What the task asks: Every line that contains the word "text" should be copied out.

Extracted data entries
╭──
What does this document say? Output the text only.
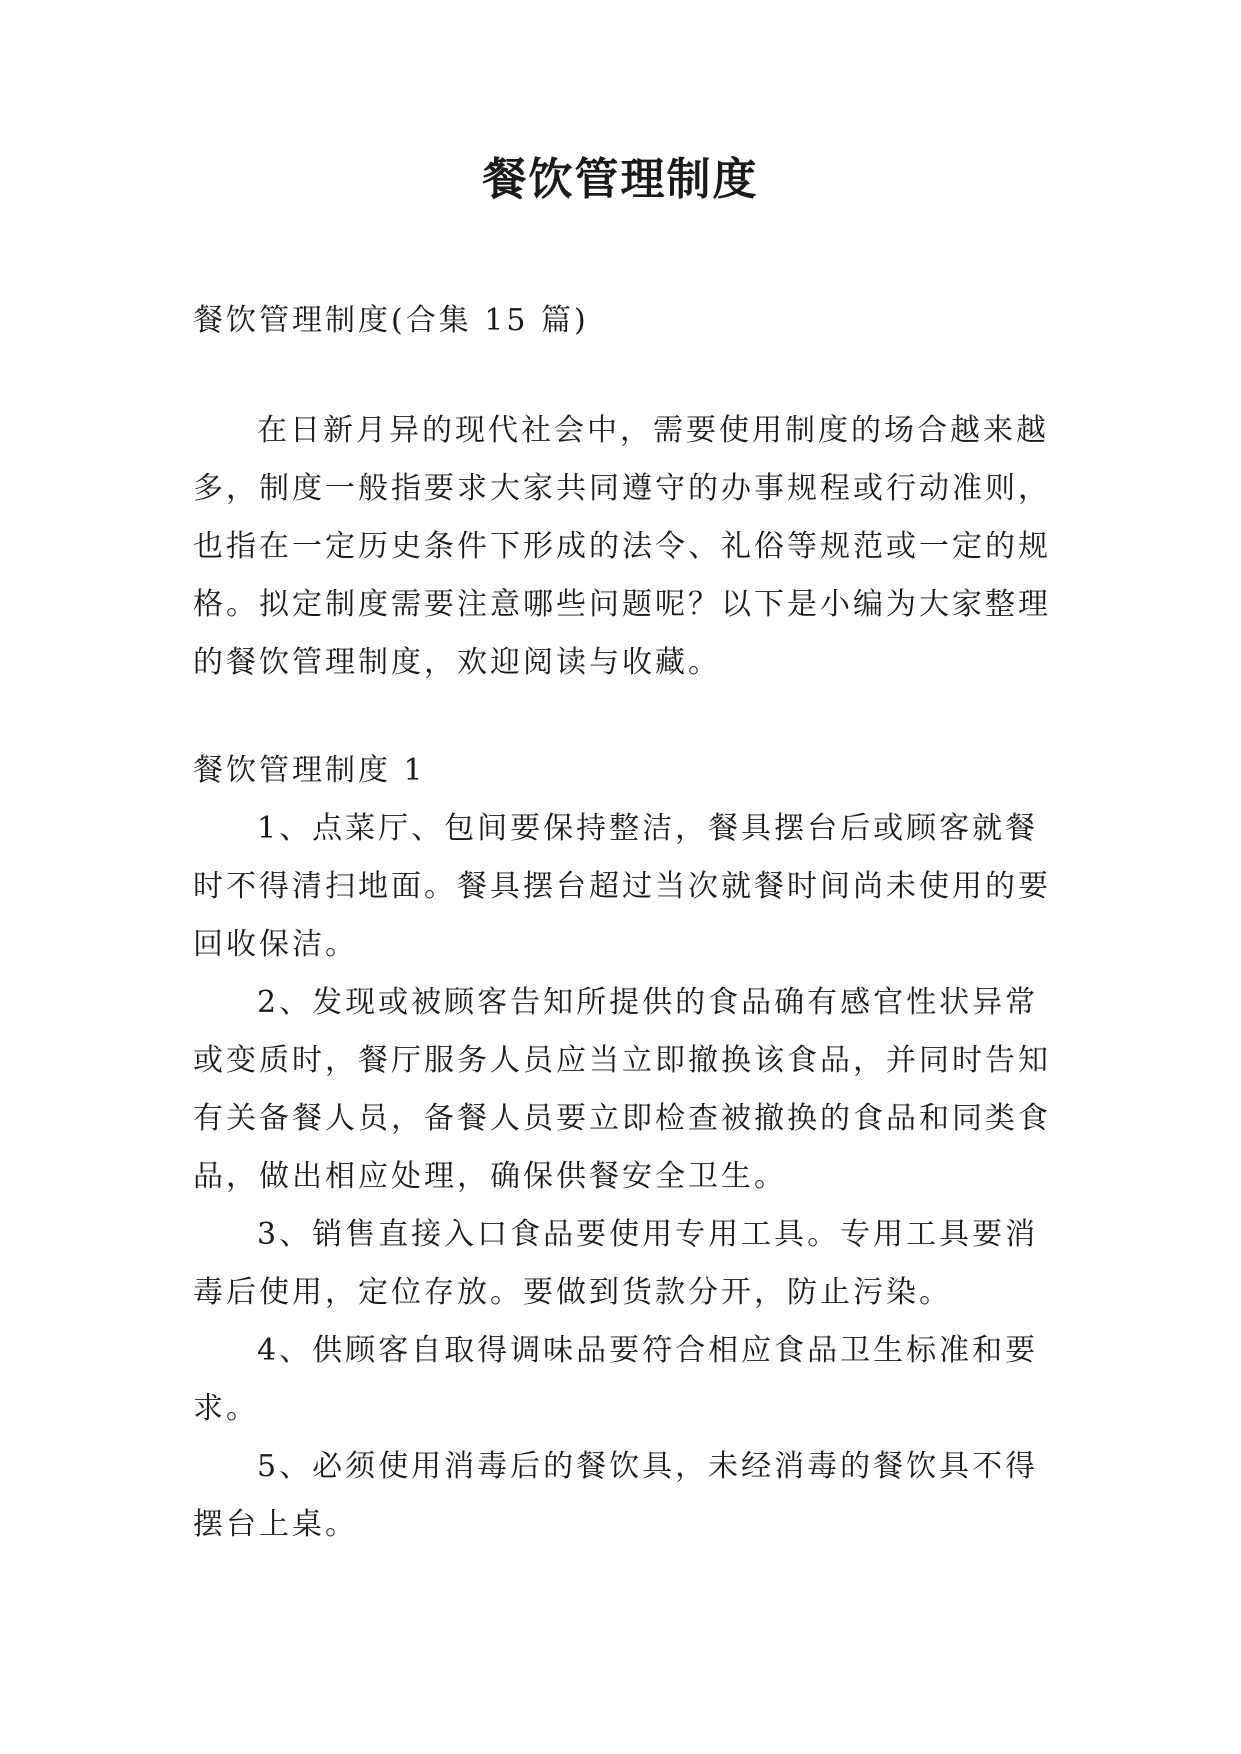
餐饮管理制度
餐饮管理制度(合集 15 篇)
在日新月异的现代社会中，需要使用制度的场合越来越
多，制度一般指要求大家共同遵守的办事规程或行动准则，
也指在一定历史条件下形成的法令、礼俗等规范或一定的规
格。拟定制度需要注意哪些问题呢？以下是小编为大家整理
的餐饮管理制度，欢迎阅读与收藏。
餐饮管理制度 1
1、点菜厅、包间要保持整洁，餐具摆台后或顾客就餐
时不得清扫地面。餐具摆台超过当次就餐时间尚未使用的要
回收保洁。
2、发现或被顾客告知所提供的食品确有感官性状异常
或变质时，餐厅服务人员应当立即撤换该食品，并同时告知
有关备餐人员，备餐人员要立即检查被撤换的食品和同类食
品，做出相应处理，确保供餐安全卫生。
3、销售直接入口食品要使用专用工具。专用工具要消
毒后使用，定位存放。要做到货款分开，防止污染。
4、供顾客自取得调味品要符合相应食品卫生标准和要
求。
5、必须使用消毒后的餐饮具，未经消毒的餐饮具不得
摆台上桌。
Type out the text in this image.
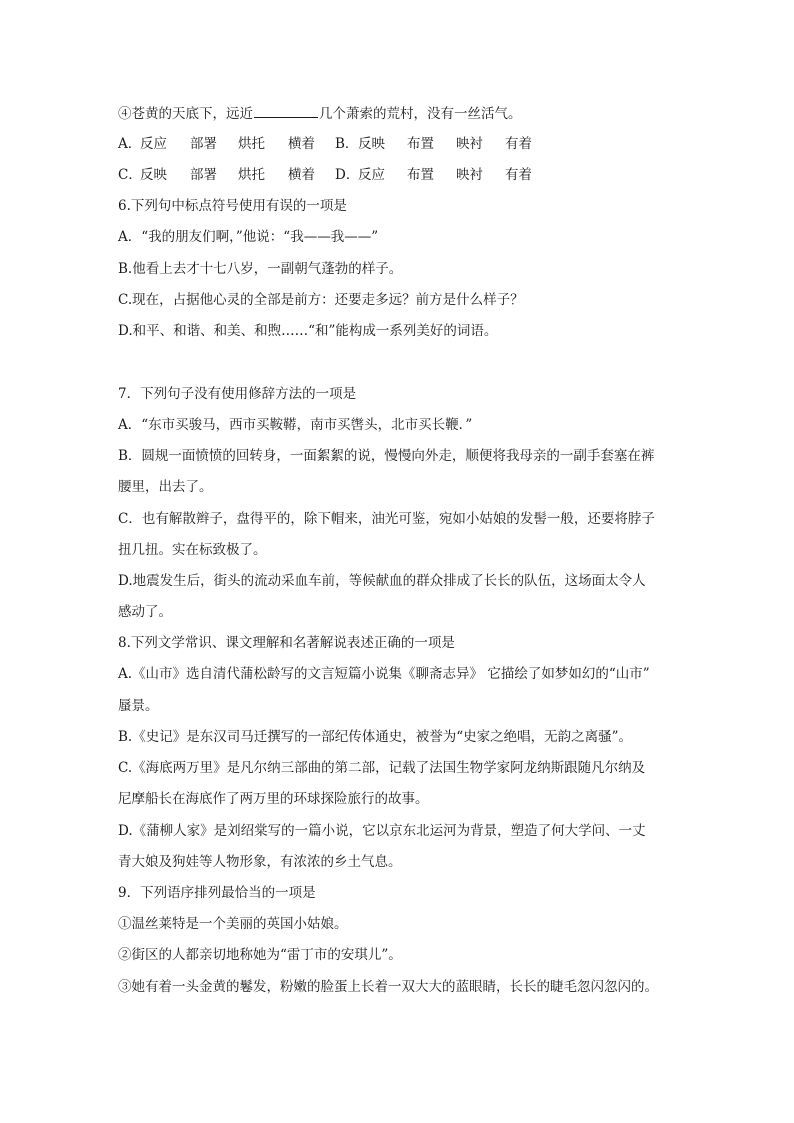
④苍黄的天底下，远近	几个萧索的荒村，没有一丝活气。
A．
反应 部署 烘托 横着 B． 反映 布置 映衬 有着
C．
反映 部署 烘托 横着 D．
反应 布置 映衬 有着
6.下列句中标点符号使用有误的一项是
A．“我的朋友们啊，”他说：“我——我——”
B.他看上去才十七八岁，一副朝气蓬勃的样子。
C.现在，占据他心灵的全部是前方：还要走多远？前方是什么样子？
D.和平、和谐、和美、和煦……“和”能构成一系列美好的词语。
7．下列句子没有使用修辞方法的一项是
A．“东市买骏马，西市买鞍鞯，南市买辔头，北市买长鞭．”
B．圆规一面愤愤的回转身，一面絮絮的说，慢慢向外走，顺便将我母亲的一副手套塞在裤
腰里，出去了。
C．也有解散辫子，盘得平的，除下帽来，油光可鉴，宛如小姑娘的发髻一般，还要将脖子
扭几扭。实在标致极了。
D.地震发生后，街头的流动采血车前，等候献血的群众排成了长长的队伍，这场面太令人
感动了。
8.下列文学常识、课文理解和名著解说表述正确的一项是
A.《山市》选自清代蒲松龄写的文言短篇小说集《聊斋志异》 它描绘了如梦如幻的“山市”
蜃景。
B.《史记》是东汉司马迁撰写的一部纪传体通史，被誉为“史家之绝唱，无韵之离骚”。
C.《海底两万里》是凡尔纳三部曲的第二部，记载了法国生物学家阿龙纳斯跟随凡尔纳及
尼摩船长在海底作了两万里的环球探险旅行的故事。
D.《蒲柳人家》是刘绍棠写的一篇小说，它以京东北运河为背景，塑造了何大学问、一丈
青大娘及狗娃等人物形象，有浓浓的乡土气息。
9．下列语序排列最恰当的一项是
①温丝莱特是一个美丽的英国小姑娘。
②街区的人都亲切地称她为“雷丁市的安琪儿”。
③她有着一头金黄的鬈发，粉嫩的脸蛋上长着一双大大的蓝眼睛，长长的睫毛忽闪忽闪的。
╰──
Exercise output:
What does this document say? Output the text only.
Type out the text in this image.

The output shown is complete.